Report back each line of the records that contains the string "type".

→ Dataset entries:
..........
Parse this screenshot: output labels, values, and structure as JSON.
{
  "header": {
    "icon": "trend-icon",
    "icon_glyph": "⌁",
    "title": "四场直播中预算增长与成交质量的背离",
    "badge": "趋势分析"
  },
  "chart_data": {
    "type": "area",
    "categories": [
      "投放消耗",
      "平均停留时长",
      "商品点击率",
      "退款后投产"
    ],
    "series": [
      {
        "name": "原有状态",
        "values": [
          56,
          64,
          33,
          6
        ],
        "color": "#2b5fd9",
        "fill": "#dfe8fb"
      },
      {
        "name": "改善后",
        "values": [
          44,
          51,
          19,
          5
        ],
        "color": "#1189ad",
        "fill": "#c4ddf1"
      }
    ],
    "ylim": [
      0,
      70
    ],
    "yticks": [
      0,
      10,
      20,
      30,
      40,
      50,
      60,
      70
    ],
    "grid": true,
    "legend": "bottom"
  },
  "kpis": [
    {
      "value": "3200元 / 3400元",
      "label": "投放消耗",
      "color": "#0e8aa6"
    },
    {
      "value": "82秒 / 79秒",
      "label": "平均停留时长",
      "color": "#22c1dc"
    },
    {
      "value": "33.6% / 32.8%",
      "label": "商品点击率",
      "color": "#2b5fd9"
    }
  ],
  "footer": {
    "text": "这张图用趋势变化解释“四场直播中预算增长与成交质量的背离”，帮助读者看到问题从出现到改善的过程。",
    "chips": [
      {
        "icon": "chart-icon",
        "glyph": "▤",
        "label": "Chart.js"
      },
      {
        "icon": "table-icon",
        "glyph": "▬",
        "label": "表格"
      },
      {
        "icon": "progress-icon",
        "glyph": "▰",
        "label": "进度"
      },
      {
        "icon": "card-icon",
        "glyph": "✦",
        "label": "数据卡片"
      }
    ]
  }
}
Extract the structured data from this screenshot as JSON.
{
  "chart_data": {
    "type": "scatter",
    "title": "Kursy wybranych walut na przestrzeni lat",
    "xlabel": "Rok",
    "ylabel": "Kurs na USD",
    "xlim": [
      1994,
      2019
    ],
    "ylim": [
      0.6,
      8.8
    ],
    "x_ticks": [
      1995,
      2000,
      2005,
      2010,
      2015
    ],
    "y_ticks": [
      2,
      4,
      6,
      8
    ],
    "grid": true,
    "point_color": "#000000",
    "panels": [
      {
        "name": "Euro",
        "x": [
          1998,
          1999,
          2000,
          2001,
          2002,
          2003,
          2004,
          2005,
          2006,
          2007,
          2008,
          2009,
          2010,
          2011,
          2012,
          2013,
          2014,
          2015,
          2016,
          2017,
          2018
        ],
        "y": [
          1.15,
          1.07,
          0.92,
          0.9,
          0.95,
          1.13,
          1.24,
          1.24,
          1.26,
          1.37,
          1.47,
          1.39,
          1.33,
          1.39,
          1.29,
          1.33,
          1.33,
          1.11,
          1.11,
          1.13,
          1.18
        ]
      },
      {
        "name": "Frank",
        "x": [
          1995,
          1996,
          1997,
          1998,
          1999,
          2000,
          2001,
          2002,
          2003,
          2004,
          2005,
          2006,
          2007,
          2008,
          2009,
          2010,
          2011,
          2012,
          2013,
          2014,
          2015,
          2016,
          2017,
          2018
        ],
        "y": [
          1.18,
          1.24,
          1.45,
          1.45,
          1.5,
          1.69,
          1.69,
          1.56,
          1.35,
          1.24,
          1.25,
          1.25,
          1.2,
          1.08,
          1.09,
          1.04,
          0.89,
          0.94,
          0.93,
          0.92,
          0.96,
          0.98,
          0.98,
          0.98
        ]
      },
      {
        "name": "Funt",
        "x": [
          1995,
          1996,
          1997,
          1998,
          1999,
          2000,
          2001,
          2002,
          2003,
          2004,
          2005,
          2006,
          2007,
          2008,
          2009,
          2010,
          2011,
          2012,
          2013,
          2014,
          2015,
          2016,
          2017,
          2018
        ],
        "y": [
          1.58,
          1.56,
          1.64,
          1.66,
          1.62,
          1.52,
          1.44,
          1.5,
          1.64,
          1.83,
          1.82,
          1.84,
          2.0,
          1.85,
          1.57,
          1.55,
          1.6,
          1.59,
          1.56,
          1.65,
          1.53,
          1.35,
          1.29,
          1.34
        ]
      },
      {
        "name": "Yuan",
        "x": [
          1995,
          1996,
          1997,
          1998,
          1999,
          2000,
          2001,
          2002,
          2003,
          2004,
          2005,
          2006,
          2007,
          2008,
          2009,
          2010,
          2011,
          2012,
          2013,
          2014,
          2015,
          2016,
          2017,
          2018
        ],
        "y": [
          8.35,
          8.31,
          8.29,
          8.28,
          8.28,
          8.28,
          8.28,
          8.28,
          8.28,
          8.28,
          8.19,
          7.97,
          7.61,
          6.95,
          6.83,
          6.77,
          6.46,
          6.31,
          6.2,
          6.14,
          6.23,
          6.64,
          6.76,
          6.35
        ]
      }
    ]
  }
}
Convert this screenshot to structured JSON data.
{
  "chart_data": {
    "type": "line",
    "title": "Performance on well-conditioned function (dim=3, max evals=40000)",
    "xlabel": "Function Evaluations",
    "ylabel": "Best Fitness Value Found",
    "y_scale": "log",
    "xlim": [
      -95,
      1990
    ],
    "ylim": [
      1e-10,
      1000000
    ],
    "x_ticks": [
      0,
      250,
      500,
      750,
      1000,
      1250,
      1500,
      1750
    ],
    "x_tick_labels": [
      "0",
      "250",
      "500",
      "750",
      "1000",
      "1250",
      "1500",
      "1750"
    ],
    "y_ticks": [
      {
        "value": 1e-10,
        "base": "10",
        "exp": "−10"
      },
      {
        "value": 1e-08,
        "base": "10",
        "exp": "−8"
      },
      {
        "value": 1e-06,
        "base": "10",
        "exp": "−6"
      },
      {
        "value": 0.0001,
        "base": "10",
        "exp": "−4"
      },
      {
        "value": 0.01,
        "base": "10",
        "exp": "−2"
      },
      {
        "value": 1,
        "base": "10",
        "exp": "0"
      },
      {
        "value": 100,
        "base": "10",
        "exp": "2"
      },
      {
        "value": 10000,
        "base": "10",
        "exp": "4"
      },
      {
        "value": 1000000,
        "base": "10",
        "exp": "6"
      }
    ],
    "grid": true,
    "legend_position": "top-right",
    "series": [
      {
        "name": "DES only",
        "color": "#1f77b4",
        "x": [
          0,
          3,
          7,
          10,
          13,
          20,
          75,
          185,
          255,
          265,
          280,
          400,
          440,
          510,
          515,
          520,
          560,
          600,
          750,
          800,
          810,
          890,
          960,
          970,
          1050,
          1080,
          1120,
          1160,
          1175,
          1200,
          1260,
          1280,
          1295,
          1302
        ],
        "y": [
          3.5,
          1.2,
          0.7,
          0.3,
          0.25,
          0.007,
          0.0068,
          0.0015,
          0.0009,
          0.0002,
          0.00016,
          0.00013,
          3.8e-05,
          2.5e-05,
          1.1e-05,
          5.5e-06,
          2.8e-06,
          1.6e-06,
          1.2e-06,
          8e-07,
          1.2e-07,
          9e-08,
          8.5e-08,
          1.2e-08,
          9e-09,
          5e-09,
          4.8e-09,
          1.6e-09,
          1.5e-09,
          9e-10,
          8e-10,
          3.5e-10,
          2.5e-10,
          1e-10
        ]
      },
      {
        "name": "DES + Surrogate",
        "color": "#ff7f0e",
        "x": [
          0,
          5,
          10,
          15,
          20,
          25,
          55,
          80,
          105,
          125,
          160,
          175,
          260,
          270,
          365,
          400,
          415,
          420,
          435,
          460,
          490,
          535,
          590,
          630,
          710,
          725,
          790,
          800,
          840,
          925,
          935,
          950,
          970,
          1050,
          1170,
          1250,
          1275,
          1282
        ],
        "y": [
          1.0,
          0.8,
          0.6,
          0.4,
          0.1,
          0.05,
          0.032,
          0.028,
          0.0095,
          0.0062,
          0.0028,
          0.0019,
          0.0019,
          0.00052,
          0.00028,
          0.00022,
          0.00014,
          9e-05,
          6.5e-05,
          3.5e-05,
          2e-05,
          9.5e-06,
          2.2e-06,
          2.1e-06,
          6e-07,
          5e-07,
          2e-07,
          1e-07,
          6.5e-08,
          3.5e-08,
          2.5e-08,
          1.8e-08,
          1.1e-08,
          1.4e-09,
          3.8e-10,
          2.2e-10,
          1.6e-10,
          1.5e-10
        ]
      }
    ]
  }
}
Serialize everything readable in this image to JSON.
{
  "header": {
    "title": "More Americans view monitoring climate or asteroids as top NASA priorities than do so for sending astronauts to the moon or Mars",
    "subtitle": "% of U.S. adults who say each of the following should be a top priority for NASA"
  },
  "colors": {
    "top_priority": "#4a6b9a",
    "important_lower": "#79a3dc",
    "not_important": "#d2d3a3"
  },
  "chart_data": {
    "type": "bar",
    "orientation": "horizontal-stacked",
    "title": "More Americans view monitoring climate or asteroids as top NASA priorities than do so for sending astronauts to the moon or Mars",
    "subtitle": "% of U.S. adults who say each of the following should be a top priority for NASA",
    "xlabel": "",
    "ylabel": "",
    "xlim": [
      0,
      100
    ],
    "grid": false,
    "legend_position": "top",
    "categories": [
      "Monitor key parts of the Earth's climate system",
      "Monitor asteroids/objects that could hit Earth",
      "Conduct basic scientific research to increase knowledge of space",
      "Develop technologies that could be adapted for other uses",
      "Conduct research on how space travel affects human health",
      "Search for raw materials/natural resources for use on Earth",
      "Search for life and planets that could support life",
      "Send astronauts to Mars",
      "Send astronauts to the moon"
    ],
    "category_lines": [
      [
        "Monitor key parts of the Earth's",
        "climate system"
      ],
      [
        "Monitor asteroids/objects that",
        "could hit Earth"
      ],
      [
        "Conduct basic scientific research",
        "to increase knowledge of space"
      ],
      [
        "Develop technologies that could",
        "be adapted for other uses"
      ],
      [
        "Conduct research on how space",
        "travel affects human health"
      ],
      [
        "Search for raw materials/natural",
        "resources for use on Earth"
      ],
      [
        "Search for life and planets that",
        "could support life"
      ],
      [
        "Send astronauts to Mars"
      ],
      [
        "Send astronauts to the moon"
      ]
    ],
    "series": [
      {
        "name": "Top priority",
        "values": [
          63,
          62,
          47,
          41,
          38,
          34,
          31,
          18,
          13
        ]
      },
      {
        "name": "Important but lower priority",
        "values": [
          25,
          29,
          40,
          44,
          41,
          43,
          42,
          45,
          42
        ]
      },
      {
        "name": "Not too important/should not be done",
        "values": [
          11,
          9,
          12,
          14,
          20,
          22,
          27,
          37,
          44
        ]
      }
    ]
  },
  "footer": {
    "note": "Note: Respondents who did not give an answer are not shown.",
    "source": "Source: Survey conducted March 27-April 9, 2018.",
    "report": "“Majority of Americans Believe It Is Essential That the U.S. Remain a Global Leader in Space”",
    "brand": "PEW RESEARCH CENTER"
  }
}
..........
→ Output for this task:
    "type": "area",
    "type": "scatter",
    "type": "line",
    "type": "bar",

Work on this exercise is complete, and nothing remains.